Marguerite-Philippe du Cambout (1624 – 9 December 1674) was a French noblewoman.

Life

Marguerite du Cambout was born in 1624.
Her parents were Charles du Cambout, Marquis of Coislin () and Philippe de Beurges, dame de Seury.
Her father was Marquis of Coislin, Pontchâteau and la Roche-Bernard, governor of the town and fortresses of Brest and lieutenant general of lower Brittany.
He was from the old nobility of Brittany.
Her mother was Philippe de Beurges, dame de Seuri et de la Moguelaye.
She was the niece of Cardinal Richelieu.

In 1634 she was married to Antoine de l'Age (1605–35), Duke of Aiguilon, also called Duke of Pui-Laurent.
In February 1639 she married Henri de Lorraine  (1601–66), Count of Harcourt, Grand Écuyer de France.4.
They had six children.
Marguerite du Cambout died of apoplexy in Paris on 9 December 1674 at the age of 50.
She was buried in the Eglise des Capucines on the Rue Saint-Honoré, Paris.
Her half length portrait by Balthazar Moncornet (1598-1668), dated 1658, is held by the British Museum.
In an oval border, it shows her upper body in an elaborate dress adorned with pearls and jewels, with a hunting scene in the background.

***

### GIVEN PROBLEM
Edit the biography of Marguerite du Cambout: begin at the words "In February 1639" and stop after "in the background.", with "hunting scene" replaced by "harbor scene".

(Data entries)
***

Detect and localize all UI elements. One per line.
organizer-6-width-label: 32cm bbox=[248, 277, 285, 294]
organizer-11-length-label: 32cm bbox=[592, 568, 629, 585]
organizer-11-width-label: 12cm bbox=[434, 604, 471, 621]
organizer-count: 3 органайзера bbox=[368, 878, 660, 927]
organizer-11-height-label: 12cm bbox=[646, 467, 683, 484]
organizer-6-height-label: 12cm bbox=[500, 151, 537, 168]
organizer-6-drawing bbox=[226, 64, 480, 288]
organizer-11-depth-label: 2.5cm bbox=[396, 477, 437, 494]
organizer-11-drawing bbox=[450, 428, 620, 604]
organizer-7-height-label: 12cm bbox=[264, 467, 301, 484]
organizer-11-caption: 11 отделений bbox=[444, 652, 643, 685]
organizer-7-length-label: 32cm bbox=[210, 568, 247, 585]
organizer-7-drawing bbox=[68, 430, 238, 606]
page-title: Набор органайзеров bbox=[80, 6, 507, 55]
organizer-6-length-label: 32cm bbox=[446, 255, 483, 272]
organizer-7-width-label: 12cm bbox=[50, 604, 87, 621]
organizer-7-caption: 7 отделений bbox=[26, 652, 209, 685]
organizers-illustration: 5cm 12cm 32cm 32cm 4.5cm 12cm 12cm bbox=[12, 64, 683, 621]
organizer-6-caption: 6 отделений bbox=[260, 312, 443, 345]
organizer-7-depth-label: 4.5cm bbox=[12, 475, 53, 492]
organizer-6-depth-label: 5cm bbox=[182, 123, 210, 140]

***

### THE RESPONSE
In February 1639 she married Henri de Lorraine  (1601–66), Count of Harcourt, Grand Écuyer de France.4.
They had six children.
Marguerite du Cambout died of apoplexy in Paris on 9 December 1674 at the age of 50.
She was buried in the Eglise des Capucines on the Rue Saint-Honoré, Paris.
Her half length portrait by Balthazar Moncornet (1598-1668), dated 1658, is held by the British Museum.
In an oval border, it shows her upper body in an elaborate dress adorned with pearls and jewels, with a harbor scene in the background.